● **Directions for this task**
The job is to find each line in the entries holding the string "Carl" and copy that line.

[[ Given data, beginning ]]

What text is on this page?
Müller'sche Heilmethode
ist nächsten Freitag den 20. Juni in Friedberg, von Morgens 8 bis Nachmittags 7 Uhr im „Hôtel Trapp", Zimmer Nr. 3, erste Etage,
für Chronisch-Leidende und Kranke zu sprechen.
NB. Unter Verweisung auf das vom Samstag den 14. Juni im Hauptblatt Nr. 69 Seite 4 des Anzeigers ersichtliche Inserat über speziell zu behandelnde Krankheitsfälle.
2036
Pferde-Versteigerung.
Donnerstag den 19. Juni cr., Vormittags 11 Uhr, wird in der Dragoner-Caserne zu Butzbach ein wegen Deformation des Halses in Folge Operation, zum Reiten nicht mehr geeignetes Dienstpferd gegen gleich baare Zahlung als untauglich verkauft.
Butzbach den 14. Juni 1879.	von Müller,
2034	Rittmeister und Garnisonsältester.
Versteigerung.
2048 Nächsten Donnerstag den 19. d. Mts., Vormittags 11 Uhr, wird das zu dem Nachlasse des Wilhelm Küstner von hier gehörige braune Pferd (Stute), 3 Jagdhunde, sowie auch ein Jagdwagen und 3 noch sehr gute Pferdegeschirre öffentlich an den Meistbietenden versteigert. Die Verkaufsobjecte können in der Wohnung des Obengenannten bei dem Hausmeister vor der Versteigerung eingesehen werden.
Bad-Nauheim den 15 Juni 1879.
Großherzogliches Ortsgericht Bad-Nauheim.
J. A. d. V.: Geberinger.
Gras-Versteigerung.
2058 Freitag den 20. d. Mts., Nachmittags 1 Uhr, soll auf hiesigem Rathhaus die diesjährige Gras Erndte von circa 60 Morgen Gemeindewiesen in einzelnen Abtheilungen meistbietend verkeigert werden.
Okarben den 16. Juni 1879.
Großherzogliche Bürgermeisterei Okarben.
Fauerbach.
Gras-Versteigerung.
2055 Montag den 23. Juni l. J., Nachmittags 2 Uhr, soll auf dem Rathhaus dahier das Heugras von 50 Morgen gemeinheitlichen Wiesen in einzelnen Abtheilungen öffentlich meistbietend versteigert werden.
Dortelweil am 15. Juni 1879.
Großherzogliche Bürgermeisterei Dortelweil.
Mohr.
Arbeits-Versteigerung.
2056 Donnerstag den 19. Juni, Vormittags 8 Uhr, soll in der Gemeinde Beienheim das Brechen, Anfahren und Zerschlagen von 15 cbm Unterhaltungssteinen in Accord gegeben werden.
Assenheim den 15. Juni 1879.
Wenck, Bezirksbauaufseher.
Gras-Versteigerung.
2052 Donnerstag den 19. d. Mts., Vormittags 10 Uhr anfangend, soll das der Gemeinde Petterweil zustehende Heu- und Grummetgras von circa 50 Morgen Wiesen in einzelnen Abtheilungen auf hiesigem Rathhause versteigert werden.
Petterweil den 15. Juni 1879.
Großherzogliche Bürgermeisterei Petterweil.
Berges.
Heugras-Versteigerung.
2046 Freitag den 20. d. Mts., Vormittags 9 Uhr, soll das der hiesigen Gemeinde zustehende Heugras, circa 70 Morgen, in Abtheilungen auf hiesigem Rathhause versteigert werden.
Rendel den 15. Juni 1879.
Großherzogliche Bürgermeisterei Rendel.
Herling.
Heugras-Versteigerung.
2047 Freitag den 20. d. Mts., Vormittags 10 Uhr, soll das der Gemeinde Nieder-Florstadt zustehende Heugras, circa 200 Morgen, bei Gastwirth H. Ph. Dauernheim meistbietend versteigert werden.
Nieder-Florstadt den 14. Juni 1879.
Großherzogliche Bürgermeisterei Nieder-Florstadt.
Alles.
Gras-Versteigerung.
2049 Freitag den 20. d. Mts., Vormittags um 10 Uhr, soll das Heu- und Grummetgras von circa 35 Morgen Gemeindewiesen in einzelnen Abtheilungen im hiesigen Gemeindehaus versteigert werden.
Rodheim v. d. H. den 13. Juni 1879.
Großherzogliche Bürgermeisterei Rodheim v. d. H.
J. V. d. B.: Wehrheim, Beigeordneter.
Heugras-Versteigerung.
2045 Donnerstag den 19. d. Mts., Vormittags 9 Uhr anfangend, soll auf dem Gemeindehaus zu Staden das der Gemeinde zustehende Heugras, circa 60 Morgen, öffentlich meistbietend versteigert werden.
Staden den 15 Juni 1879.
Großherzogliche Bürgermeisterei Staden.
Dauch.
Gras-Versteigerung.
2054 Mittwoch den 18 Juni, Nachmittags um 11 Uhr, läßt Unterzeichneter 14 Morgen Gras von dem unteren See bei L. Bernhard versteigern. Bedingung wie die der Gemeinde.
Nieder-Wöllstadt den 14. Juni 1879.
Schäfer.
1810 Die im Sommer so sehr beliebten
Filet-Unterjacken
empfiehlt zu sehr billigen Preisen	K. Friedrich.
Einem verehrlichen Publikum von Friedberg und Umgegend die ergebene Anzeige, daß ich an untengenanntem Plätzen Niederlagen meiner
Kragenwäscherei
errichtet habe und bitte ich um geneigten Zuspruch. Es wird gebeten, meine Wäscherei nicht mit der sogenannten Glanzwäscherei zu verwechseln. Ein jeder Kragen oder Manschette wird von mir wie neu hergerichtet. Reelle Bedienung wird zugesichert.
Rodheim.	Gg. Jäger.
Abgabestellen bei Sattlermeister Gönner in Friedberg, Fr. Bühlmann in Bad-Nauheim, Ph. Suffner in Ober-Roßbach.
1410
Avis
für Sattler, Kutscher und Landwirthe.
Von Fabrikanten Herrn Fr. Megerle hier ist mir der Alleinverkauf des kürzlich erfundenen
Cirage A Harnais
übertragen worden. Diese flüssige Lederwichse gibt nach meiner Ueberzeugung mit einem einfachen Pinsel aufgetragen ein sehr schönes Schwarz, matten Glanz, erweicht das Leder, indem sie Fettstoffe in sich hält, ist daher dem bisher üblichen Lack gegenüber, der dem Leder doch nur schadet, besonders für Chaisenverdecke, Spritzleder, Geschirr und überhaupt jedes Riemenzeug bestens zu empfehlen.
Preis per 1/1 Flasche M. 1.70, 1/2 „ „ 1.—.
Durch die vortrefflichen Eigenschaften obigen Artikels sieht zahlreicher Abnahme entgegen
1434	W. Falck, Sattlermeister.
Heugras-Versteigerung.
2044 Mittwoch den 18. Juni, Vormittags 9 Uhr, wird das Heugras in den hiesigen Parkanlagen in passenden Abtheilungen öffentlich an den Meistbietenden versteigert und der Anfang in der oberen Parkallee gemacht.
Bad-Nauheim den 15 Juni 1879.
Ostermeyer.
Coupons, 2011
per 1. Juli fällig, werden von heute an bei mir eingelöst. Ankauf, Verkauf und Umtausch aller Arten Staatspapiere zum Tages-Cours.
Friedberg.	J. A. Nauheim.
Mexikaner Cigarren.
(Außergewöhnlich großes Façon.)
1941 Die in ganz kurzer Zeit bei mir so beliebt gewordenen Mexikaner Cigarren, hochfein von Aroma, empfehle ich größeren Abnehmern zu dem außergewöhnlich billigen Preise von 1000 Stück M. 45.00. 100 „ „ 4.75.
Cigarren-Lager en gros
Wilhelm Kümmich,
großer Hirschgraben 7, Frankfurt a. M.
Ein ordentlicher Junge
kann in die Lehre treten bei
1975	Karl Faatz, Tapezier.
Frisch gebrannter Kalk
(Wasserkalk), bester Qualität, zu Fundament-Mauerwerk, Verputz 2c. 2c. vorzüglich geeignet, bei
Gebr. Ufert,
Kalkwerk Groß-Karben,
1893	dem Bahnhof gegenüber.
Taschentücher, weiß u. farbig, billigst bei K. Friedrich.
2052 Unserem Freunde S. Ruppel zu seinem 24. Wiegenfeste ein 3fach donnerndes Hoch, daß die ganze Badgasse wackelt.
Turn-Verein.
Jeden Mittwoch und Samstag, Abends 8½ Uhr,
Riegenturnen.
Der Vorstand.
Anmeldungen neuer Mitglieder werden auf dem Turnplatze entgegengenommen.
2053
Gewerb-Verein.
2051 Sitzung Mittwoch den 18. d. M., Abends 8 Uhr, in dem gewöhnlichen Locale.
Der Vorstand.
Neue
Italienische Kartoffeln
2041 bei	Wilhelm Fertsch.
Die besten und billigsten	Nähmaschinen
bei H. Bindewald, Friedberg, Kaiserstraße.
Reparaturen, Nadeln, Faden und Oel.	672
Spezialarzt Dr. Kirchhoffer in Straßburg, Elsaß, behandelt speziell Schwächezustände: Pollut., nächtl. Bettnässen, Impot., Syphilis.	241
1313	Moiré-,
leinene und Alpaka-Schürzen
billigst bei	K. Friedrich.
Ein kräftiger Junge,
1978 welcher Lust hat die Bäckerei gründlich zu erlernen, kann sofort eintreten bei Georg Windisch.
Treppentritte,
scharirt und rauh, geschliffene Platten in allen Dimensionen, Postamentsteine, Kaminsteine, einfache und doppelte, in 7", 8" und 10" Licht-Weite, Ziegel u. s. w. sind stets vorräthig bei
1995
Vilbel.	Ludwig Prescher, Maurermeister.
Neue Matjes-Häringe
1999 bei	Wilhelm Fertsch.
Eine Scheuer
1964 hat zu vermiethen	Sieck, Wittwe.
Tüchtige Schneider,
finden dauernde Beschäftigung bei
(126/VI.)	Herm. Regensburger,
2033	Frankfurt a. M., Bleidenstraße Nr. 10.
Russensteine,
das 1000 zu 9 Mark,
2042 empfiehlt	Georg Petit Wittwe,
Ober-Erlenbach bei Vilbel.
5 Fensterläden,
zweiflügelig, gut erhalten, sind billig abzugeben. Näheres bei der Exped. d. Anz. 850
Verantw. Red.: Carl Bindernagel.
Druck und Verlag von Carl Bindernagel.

[[ Given data, end ]]

● **Task solution**
Verantw. Red.: Carl Bindernagel.
Druck und Verlag von Carl Bindernagel.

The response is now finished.